[Figure dataset records]
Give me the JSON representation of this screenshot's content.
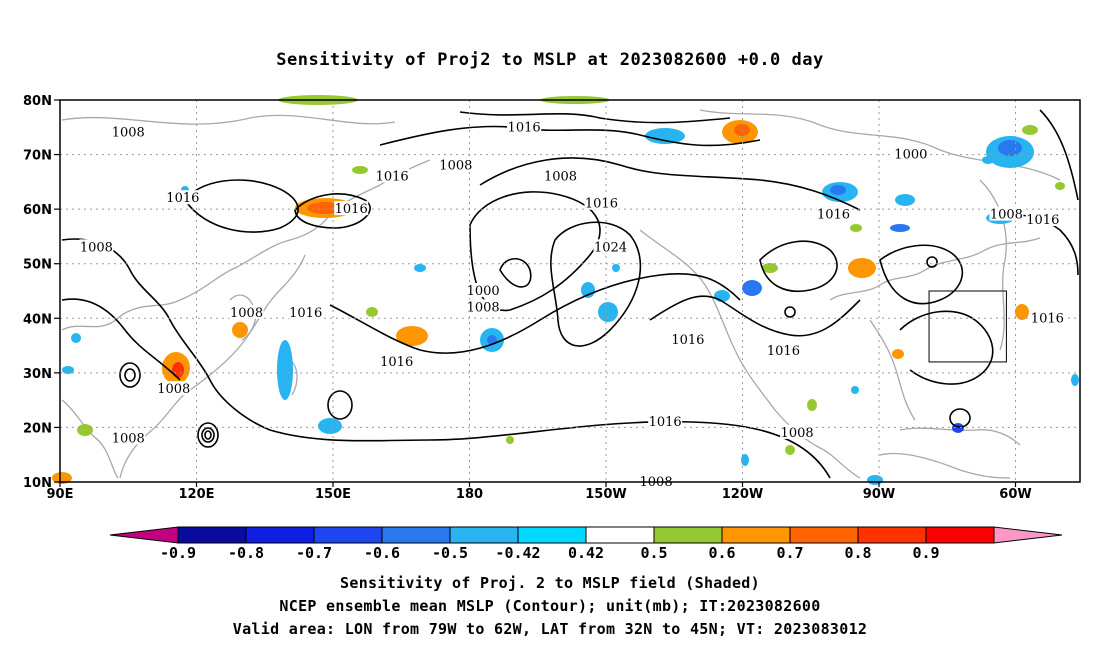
{
  "title": "Sensitivity of Proj2 to MSLP at 2023082600 +0.0 day",
  "axes": {
    "lat_labels": [
      "80N",
      "70N",
      "60N",
      "50N",
      "40N",
      "30N",
      "20N",
      "10N"
    ],
    "lon_labels": [
      "90E",
      "120E",
      "150E",
      "180",
      "150W",
      "120W",
      "90W",
      "60W"
    ]
  },
  "colorbar": {
    "labels": [
      "-0.9",
      "-0.8",
      "-0.7",
      "-0.6",
      "-0.5",
      "-0.42",
      "0.42",
      "0.5",
      "0.6",
      "0.7",
      "0.8",
      "0.9"
    ],
    "colors": [
      "#c0007f",
      "#0a0a9e",
      "#0f1ee0",
      "#1e46f0",
      "#2a78f0",
      "#28b4f0",
      "#00d8ff",
      "#ffffff",
      "#96c832",
      "#ff9600",
      "#ff6400",
      "#ff3200",
      "#ff0000",
      "#ff96c8"
    ]
  },
  "contour_labels": [
    {
      "text": "1008",
      "lon": 105,
      "lat": 74
    },
    {
      "text": "1016",
      "lon": 192,
      "lat": 75
    },
    {
      "text": "1000",
      "lon": 277,
      "lat": 70
    },
    {
      "text": "1008",
      "lon": 177,
      "lat": 68
    },
    {
      "text": "1016",
      "lon": 163,
      "lat": 66
    },
    {
      "text": "1008",
      "lon": 200,
      "lat": 66
    },
    {
      "text": "1016",
      "lon": 117,
      "lat": 62
    },
    {
      "text": "1016",
      "lon": 154,
      "lat": 60
    },
    {
      "text": "1016",
      "lon": 209,
      "lat": 61
    },
    {
      "text": "1016",
      "lon": 260,
      "lat": 59
    },
    {
      "text": "1008",
      "lon": 298,
      "lat": 59
    },
    {
      "text": "1016",
      "lon": 306,
      "lat": 58
    },
    {
      "text": "1008",
      "lon": 98,
      "lat": 53
    },
    {
      "text": "1024",
      "lon": 211,
      "lat": 53
    },
    {
      "text": "1000",
      "lon": 183,
      "lat": 45
    },
    {
      "text": "1008",
      "lon": 183,
      "lat": 42
    },
    {
      "text": "1008",
      "lon": 131,
      "lat": 41
    },
    {
      "text": "1016",
      "lon": 144,
      "lat": 41
    },
    {
      "text": "1016",
      "lon": 228,
      "lat": 36
    },
    {
      "text": "1016",
      "lon": 249,
      "lat": 34
    },
    {
      "text": "1016",
      "lon": 307,
      "lat": 40
    },
    {
      "text": "1016",
      "lon": 164,
      "lat": 32
    },
    {
      "text": "1008",
      "lon": 115,
      "lat": 27
    },
    {
      "text": "1016",
      "lon": 223,
      "lat": 21
    },
    {
      "text": "1008",
      "lon": 105,
      "lat": 18
    },
    {
      "text": "1008",
      "lon": 252,
      "lat": 19
    },
    {
      "text": "1008",
      "lon": 221,
      "lat": 10
    }
  ],
  "valid_area": {
    "lon_min": -79,
    "lon_max": -62,
    "lat_min": 32,
    "lat_max": 45
  },
  "captions": [
    "Sensitivity of Proj. 2 to MSLP field (Shaded)",
    "NCEP ensemble mean MSLP (Contour); unit(mb); IT:2023082600",
    "Valid area: LON from 79W to 62W, LAT from 32N to 45N; VT: 2023083012"
  ]
}
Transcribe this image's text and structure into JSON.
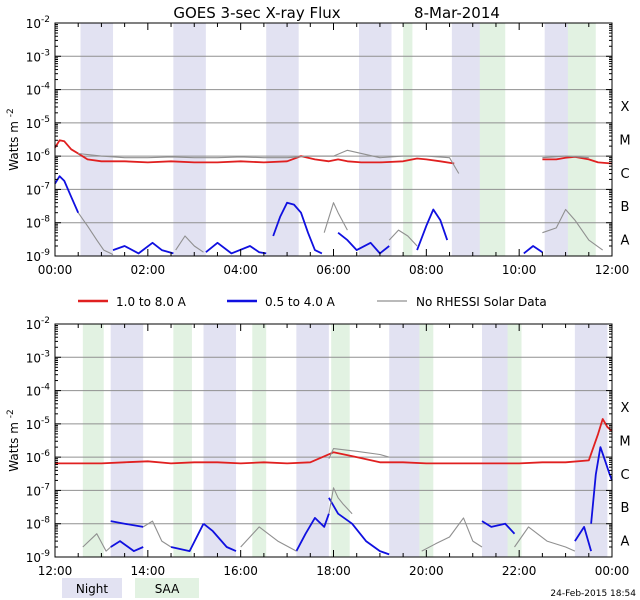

### GOAL
Print every entry exactly as written, without the pictures.

### RESULT FOR THIS TASK
Give me the JSON representation of this screenshot's content.
{
  "title": "Sensitivity of Proj2 to MSLP at 2023082600 +0.0 day",
  "axes": {
    "lat_labels": [
      "80N",
      "70N",
      "60N",
      "50N",
      "40N",
      "30N",
      "20N",
      "10N"
    ],
    "lon_labels": [
      "90E",
      "120E",
      "150E",
      "180",
      "150W",
      "120W",
      "90W",
      "60W"
    ]
  },
  "colorbar": {
    "labels": [
      "-0.9",
      "-0.8",
      "-0.7",
      "-0.6",
      "-0.5",
      "-0.42",
      "0.42",
      "0.5",
      "0.6",
      "0.7",
      "0.8",
      "0.9"
    ],
    "colors": [
      "#c0007f",
      "#0a0a9e",
      "#0f1ee0",
      "#1e46f0",
      "#2a78f0",
      "#28b4f0",
      "#00d8ff",
      "#ffffff",
      "#96c832",
      "#ff9600",
      "#ff6400",
      "#ff3200",
      "#ff0000",
      "#ff96c8"
    ]
  },
  "contour_labels": [
    {
      "text": "1008",
      "lon": 105,
      "lat": 74
    },
    {
      "text": "1016",
      "lon": 192,
      "lat": 75
    },
    {
      "text": "1000",
      "lon": 277,
      "lat": 70
    },
    {
      "text": "1008",
      "lon": 177,
      "lat": 68
    },
    {
      "text": "1016",
      "lon": 163,
      "lat": 66
    },
    {
      "text": "1008",
      "lon": 200,
      "lat": 66
    },
    {
      "text": "1016",
      "lon": 117,
      "lat": 62
    },
    {
      "text": "1016",
      "lon": 154,
      "lat": 60
    },
    {
      "text": "1016",
      "lon": 209,
      "lat": 61
    },
    {
      "text": "1016",
      "lon": 260,
      "lat": 59
    },
    {
      "text": "1008",
      "lon": 298,
      "lat": 59
    },
    {
      "text": "1016",
      "lon": 306,
      "lat": 58
    },
    {
      "text": "1008",
      "lon": 98,
      "lat": 53
    },
    {
      "text": "1024",
      "lon": 211,
      "lat": 53
    },
    {
      "text": "1000",
      "lon": 183,
      "lat": 45
    },
    {
      "text": "1008",
      "lon": 183,
      "lat": 42
    },
    {
      "text": "1008",
      "lon": 131,
      "lat": 41
    },
    {
      "text": "1016",
      "lon": 144,
      "lat": 41
    },
    {
      "text": "1016",
      "lon": 228,
      "lat": 36
    },
    {
      "text": "1016",
      "lon": 249,
      "lat": 34
    },
    {
      "text": "1016",
      "lon": 307,
      "lat": 40
    },
    {
      "text": "1016",
      "lon": 164,
      "lat": 32
    },
    {
      "text": "1008",
      "lon": 115,
      "lat": 27
    },
    {
      "text": "1016",
      "lon": 223,
      "lat": 21
    },
    {
      "text": "1008",
      "lon": 105,
      "lat": 18
    },
    {
      "text": "1008",
      "lon": 252,
      "lat": 19
    },
    {
      "text": "1008",
      "lon": 221,
      "lat": 10
    }
  ],
  "valid_area": {
    "lon_min": -79,
    "lon_max": -62,
    "lat_min": 32,
    "lat_max": 45
  },
  "captions": [
    "Sensitivity of Proj. 2 to MSLP field (Shaded)",
    "NCEP ensemble mean MSLP (Contour); unit(mb); IT:2023082600",
    "Valid area: LON from 79W to 62W, LAT from 32N to 45N; VT: 2023083012"
  ]
}
Transcribe this image's text and structure into JSON.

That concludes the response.